▶ _Your instructions_
Retype the material in full, keeping every word the same.

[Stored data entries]
· · · · ·
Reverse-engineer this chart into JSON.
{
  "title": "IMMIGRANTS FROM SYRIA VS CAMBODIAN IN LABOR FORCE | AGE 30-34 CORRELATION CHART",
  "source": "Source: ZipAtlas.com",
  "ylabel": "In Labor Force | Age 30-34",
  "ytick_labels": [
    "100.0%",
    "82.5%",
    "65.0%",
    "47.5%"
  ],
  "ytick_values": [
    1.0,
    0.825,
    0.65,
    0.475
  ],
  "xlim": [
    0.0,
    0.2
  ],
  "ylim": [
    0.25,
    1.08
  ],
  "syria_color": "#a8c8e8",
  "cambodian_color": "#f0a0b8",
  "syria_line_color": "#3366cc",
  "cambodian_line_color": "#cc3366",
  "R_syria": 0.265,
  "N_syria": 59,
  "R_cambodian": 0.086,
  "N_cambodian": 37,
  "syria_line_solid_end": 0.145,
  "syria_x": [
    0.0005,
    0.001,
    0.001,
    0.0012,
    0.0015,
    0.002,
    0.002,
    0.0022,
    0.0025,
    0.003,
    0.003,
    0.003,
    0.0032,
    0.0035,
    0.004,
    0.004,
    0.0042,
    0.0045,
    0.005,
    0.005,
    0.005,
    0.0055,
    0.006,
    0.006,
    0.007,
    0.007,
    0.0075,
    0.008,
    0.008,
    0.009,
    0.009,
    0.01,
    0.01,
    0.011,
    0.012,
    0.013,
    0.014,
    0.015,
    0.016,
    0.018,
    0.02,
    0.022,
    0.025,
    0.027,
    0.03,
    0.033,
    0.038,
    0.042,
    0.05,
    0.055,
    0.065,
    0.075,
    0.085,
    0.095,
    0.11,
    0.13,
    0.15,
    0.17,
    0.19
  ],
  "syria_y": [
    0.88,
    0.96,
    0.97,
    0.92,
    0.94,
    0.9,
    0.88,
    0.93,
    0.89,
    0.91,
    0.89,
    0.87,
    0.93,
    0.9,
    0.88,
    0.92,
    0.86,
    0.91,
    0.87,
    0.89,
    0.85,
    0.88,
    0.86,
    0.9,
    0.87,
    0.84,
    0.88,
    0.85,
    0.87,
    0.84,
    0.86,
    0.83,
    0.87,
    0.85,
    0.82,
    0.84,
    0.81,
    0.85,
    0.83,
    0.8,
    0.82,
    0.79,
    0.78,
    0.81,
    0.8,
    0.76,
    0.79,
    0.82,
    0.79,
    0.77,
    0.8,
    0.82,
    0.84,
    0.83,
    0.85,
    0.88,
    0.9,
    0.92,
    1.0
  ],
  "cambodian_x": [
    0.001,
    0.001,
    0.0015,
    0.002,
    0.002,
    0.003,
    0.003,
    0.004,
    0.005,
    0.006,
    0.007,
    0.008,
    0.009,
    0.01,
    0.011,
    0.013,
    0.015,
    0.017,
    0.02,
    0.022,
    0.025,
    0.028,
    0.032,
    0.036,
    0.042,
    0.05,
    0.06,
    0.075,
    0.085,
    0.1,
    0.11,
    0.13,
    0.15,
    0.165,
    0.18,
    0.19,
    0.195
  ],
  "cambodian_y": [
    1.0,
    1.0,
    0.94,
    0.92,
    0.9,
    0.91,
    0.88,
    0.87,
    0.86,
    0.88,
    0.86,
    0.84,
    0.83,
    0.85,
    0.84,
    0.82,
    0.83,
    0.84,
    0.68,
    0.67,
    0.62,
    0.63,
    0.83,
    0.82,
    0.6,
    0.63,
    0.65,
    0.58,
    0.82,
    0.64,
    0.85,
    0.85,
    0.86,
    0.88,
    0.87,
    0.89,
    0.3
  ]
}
· · · · ·
▶ _Worked solution_
Reverse-engineer this chart into JSON.
{
  "title": "IMMIGRANTS FROM SYRIA VS CAMBODIAN IN LABOR FORCE | AGE 30-34 CORRELATION CHART",
  "source": "Source: ZipAtlas.com",
  "ylabel": "In Labor Force | Age 30-34",
  "ytick_labels": [
    "100.0%",
    "82.5%",
    "65.0%",
    "47.5%"
  ],
  "ytick_values": [
    1.0,
    0.825,
    0.65,
    0.475
  ],
  "xlim": [
    0.0,
    0.2
  ],
  "ylim": [
    0.25,
    1.08
  ],
  "syria_color": "#a8c8e8",
  "cambodian_color": "#f0a0b8",
  "syria_line_color": "#3366cc",
  "cambodian_line_color": "#cc3366",
  "R_syria": 0.265,
  "N_syria": 59,
  "R_cambodian": 0.086,
  "N_cambodian": 37,
  "syria_line_solid_end": 0.145,
  "syria_x": [
    0.0005,
    0.001,
    0.001,
    0.0012,
    0.0015,
    0.002,
    0.002,
    0.0022,
    0.0025,
    0.003,
    0.003,
    0.003,
    0.0032,
    0.0035,
    0.004,
    0.004,
    0.0042,
    0.0045,
    0.005,
    0.005,
    0.005,
    0.0055,
    0.006,
    0.006,
    0.007,
    0.007,
    0.0075,
    0.008,
    0.008,
    0.009,
    0.009,
    0.01,
    0.01,
    0.011,
    0.012,
    0.013,
    0.014,
    0.015,
    0.016,
    0.018,
    0.02,
    0.022,
    0.025,
    0.027,
    0.03,
    0.033,
    0.038,
    0.042,
    0.05,
    0.055,
    0.065,
    0.075,
    0.085,
    0.095,
    0.11,
    0.13,
    0.15,
    0.17,
    0.19
  ],
  "syria_y": [
    0.88,
    0.96,
    0.97,
    0.92,
    0.94,
    0.9,
    0.88,
    0.93,
    0.89,
    0.91,
    0.89,
    0.87,
    0.93,
    0.9,
    0.88,
    0.92,
    0.86,
    0.91,
    0.87,
    0.89,
    0.85,
    0.88,
    0.86,
    0.9,
    0.87,
    0.84,
    0.88,
    0.85,
    0.87,
    0.84,
    0.86,
    0.83,
    0.87,
    0.85,
    0.82,
    0.84,
    0.81,
    0.85,
    0.83,
    0.8,
    0.82,
    0.79,
    0.78,
    0.81,
    0.8,
    0.76,
    0.79,
    0.82,
    0.79,
    0.77,
    0.8,
    0.82,
    0.84,
    0.83,
    0.85,
    0.88,
    0.9,
    0.92,
    1.0
  ],
  "cambodian_x": [
    0.001,
    0.001,
    0.0015,
    0.002,
    0.002,
    0.003,
    0.003,
    0.004,
    0.005,
    0.006,
    0.007,
    0.008,
    0.009,
    0.01,
    0.011,
    0.013,
    0.015,
    0.017,
    0.02,
    0.022,
    0.025,
    0.028,
    0.032,
    0.036,
    0.042,
    0.05,
    0.06,
    0.075,
    0.085,
    0.1,
    0.11,
    0.13,
    0.15,
    0.165,
    0.18,
    0.19,
    0.195
  ],
  "cambodian_y": [
    1.0,
    1.0,
    0.94,
    0.92,
    0.9,
    0.91,
    0.88,
    0.87,
    0.86,
    0.88,
    0.86,
    0.84,
    0.83,
    0.85,
    0.84,
    0.82,
    0.83,
    0.84,
    0.68,
    0.67,
    0.62,
    0.63,
    0.83,
    0.82,
    0.6,
    0.63,
    0.65,
    0.58,
    0.82,
    0.64,
    0.85,
    0.85,
    0.86,
    0.88,
    0.87,
    0.89,
    0.3
  ]
}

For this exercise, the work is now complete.